[Stored data entries]
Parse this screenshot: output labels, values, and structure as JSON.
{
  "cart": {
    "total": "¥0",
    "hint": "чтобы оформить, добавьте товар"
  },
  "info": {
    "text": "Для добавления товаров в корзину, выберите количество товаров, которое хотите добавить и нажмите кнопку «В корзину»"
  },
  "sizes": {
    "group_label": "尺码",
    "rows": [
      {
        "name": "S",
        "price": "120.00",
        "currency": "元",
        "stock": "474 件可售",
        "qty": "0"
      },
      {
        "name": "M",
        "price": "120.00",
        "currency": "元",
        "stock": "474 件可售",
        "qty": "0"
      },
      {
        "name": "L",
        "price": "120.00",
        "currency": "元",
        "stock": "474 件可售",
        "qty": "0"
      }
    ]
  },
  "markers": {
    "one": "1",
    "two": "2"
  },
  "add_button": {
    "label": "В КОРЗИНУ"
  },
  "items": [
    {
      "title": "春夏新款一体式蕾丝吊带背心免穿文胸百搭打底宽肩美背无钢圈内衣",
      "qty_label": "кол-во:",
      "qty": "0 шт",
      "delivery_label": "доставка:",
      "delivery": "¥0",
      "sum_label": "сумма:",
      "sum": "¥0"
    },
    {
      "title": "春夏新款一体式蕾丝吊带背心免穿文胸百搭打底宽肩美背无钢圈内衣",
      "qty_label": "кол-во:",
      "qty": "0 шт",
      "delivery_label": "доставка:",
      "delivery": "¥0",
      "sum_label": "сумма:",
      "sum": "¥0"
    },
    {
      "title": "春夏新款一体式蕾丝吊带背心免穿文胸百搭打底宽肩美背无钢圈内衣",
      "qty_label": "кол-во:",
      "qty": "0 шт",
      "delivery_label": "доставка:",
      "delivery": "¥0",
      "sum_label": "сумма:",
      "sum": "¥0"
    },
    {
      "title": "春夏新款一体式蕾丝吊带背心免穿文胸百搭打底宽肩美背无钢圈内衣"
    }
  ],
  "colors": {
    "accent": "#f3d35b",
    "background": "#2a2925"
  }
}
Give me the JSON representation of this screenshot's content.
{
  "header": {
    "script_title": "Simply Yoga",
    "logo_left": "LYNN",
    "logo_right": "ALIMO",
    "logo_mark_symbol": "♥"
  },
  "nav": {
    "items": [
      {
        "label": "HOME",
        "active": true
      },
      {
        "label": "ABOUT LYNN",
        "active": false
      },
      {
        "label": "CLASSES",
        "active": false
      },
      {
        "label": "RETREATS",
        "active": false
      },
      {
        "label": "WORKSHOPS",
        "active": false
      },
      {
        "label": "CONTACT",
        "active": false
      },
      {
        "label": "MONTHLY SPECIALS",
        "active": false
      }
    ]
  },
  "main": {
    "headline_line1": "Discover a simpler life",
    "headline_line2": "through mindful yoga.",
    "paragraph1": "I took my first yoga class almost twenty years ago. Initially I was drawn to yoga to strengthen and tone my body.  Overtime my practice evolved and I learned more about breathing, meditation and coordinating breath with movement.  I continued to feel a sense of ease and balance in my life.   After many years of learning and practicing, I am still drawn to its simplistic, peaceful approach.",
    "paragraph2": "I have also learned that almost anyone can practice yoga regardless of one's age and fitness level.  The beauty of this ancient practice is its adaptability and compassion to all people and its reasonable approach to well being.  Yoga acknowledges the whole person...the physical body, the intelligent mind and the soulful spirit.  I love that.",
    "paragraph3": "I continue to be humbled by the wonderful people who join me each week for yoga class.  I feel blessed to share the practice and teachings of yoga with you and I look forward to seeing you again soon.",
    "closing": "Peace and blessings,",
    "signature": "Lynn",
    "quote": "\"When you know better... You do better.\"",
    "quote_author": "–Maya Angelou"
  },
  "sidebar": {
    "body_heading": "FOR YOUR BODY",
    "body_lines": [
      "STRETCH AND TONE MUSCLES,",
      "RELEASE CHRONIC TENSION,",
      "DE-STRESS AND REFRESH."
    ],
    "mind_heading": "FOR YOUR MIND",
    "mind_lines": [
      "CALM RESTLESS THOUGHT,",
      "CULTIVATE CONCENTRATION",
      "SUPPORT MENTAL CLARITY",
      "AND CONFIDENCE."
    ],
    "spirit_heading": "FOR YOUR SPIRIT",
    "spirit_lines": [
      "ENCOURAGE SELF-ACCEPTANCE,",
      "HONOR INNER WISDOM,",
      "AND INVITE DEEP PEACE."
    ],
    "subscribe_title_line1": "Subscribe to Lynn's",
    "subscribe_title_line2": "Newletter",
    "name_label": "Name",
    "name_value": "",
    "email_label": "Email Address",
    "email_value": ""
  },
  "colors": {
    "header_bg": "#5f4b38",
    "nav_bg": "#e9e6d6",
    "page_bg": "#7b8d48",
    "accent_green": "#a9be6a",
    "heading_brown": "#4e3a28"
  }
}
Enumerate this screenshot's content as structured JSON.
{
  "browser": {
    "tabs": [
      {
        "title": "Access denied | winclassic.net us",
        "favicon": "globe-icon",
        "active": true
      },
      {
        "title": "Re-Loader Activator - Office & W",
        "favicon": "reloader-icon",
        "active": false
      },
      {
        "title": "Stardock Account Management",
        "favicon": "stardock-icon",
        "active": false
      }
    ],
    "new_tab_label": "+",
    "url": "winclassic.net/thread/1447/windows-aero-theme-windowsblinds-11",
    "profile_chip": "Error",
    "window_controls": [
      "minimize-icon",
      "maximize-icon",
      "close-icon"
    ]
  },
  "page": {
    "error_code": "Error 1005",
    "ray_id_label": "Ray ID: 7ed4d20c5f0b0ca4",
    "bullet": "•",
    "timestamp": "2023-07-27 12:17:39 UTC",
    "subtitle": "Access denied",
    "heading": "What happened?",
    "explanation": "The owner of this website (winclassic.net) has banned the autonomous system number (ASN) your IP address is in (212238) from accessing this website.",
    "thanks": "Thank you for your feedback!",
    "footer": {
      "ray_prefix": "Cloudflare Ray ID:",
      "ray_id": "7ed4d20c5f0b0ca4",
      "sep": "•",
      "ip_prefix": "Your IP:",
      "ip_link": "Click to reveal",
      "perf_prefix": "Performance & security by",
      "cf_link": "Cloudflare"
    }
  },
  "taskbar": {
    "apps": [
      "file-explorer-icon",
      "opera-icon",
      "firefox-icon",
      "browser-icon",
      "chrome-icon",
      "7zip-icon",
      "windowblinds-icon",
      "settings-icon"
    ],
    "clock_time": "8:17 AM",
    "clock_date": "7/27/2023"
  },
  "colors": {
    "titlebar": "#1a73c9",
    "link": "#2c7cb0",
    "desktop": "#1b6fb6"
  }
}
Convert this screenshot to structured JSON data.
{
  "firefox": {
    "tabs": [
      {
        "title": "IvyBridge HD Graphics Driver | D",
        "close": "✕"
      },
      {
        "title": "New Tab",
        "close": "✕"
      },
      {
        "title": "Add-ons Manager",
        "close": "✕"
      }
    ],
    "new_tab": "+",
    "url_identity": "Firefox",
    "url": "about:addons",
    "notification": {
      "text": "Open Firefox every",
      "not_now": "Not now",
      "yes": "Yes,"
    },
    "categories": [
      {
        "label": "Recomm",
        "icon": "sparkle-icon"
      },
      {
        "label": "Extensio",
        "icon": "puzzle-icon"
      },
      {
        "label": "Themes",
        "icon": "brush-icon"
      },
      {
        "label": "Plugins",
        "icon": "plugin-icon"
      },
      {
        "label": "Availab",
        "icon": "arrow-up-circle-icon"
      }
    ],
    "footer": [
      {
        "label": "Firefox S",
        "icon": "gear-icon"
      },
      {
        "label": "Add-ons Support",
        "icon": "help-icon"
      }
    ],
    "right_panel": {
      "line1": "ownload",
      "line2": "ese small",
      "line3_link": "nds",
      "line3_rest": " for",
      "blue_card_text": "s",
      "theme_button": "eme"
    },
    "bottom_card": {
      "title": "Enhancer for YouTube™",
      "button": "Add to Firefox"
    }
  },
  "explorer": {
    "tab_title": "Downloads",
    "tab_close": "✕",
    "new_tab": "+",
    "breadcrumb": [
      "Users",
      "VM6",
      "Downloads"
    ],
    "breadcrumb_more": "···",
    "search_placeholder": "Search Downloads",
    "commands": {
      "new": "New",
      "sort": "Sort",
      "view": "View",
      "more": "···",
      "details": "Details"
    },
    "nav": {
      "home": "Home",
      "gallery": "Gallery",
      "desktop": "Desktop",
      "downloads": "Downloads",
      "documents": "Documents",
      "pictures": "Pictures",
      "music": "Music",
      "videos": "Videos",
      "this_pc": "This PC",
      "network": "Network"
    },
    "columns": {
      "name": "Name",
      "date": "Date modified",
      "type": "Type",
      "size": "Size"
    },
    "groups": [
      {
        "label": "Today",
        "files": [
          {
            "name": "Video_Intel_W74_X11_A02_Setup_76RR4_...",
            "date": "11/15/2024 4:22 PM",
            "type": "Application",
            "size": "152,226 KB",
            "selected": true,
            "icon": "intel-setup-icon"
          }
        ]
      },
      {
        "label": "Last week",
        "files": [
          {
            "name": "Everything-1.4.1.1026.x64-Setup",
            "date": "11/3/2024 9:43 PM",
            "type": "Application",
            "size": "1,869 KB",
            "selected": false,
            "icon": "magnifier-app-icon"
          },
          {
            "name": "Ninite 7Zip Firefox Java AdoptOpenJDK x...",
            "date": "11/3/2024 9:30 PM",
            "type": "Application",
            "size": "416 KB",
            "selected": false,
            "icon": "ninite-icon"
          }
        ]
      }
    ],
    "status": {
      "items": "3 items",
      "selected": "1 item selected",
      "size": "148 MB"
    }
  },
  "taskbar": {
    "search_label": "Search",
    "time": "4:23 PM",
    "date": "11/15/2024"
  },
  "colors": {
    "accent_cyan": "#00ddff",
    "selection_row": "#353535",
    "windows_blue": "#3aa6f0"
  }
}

* Aim of the exercise *
Scan the material above. Return every line containing the string "Search".

* Answer for the task *
    "search_placeholder": "Search Downloads",
    "search_label": "Search",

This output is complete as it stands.